• **SET TASK**
Write out the records word for word, with no pictures.
▽
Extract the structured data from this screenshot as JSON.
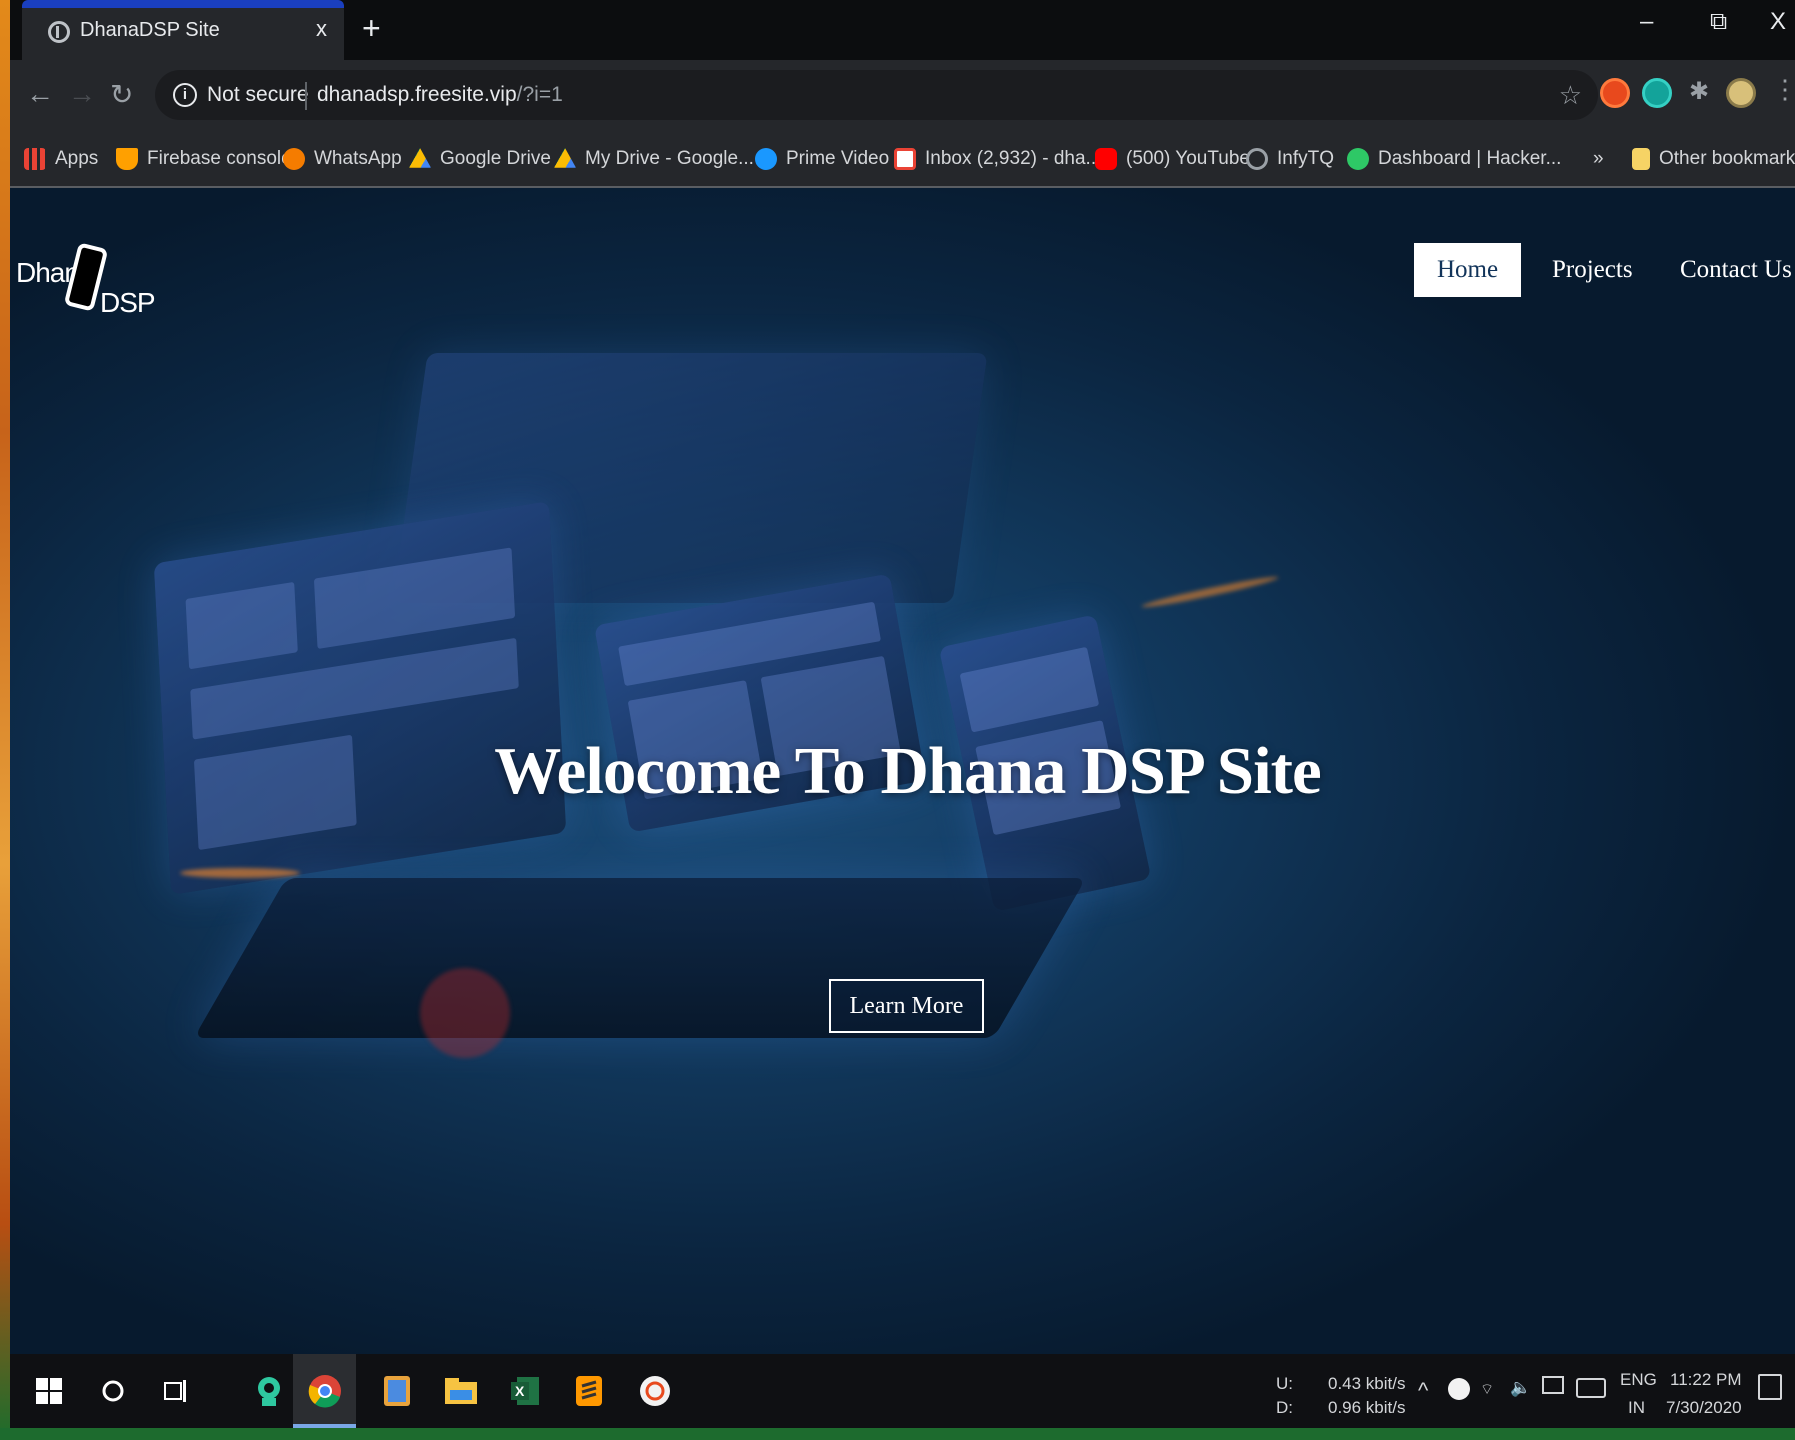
{
  "browser": {
    "tab_title": "DhanaDSP Site",
    "tab_close": "x",
    "new_tab": "+",
    "window_minimize": "–",
    "window_restore": "⧉",
    "window_close": "X",
    "security_label": "Not secure",
    "url_host": "dhanadsp.freesite.vip",
    "url_path": "/?i=1",
    "bookmarks": [
      {
        "label": "Apps",
        "icon": "apps-grid-icon",
        "color": "#ea4335"
      },
      {
        "label": "Firebase console",
        "icon": "firebase-icon",
        "color": "#ffa000"
      },
      {
        "label": "WhatsApp",
        "icon": "whatsapp-icon",
        "color": "#f57c00"
      },
      {
        "label": "Google Drive",
        "icon": "google-drive-icon",
        "color": "#fbbc04"
      },
      {
        "label": "My Drive - Google...",
        "icon": "google-drive-icon",
        "color": "#fbbc04"
      },
      {
        "label": "Prime Video",
        "icon": "prime-video-icon",
        "color": "#1a98ff"
      },
      {
        "label": "Inbox (2,932) - dha...",
        "icon": "gmail-icon",
        "color": "#ea4335"
      },
      {
        "label": "(500) YouTube",
        "icon": "youtube-icon",
        "color": "#ff0000"
      },
      {
        "label": "InfyTQ",
        "icon": "infytq-icon",
        "color": "#9aa0a6"
      },
      {
        "label": "Dashboard | Hacker...",
        "icon": "hackerrank-icon",
        "color": "#2ec866"
      }
    ],
    "bookmarks_overflow": "»",
    "other_bookmarks": "Other bookmarks"
  },
  "site": {
    "logo_word1": "Dhana",
    "logo_word2": "DSP",
    "nav": {
      "home": "Home",
      "projects": "Projects",
      "contact": "Contact Us"
    },
    "hero_title": "Welocome To Dhana DSP Site",
    "cta_label": "Learn More"
  },
  "taskbar": {
    "net_up_label": "U:",
    "net_down_label": "D:",
    "net_up": "0.43 kbit/s",
    "net_down": "0.96 kbit/s",
    "lang_line1": "ENG",
    "lang_line2": "IN",
    "time": "11:22 PM",
    "date": "7/30/2020"
  },
  "colors": {
    "nav_active_bg": "#ffffff",
    "hero_bg": "#0b2540",
    "tab_accent": "#1a3fbf"
  }
}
△
• **EXERCISE RESULT**
Extract the structured data from this screenshot as JSON.
{
  "browser": {
    "tab_title": "DhanaDSP Site",
    "tab_close": "x",
    "new_tab": "+",
    "window_minimize": "–",
    "window_restore": "⧉",
    "window_close": "X",
    "security_label": "Not secure",
    "url_host": "dhanadsp.freesite.vip",
    "url_path": "/?i=1",
    "bookmarks": [
      {
        "label": "Apps",
        "icon": "apps-grid-icon",
        "color": "#ea4335"
      },
      {
        "label": "Firebase console",
        "icon": "firebase-icon",
        "color": "#ffa000"
      },
      {
        "label": "WhatsApp",
        "icon": "whatsapp-icon",
        "color": "#f57c00"
      },
      {
        "label": "Google Drive",
        "icon": "google-drive-icon",
        "color": "#fbbc04"
      },
      {
        "label": "My Drive - Google...",
        "icon": "google-drive-icon",
        "color": "#fbbc04"
      },
      {
        "label": "Prime Video",
        "icon": "prime-video-icon",
        "color": "#1a98ff"
      },
      {
        "label": "Inbox (2,932) - dha...",
        "icon": "gmail-icon",
        "color": "#ea4335"
      },
      {
        "label": "(500) YouTube",
        "icon": "youtube-icon",
        "color": "#ff0000"
      },
      {
        "label": "InfyTQ",
        "icon": "infytq-icon",
        "color": "#9aa0a6"
      },
      {
        "label": "Dashboard | Hacker...",
        "icon": "hackerrank-icon",
        "color": "#2ec866"
      }
    ],
    "bookmarks_overflow": "»",
    "other_bookmarks": "Other bookmarks"
  },
  "site": {
    "logo_word1": "Dhana",
    "logo_word2": "DSP",
    "nav": {
      "home": "Home",
      "projects": "Projects",
      "contact": "Contact Us"
    },
    "hero_title": "Welocome To Dhana DSP Site",
    "cta_label": "Learn More"
  },
  "taskbar": {
    "net_up_label": "U:",
    "net_down_label": "D:",
    "net_up": "0.43 kbit/s",
    "net_down": "0.96 kbit/s",
    "lang_line1": "ENG",
    "lang_line2": "IN",
    "time": "11:22 PM",
    "date": "7/30/2020"
  },
  "colors": {
    "nav_active_bg": "#ffffff",
    "hero_bg": "#0b2540",
    "tab_accent": "#1a3fbf"
  }
}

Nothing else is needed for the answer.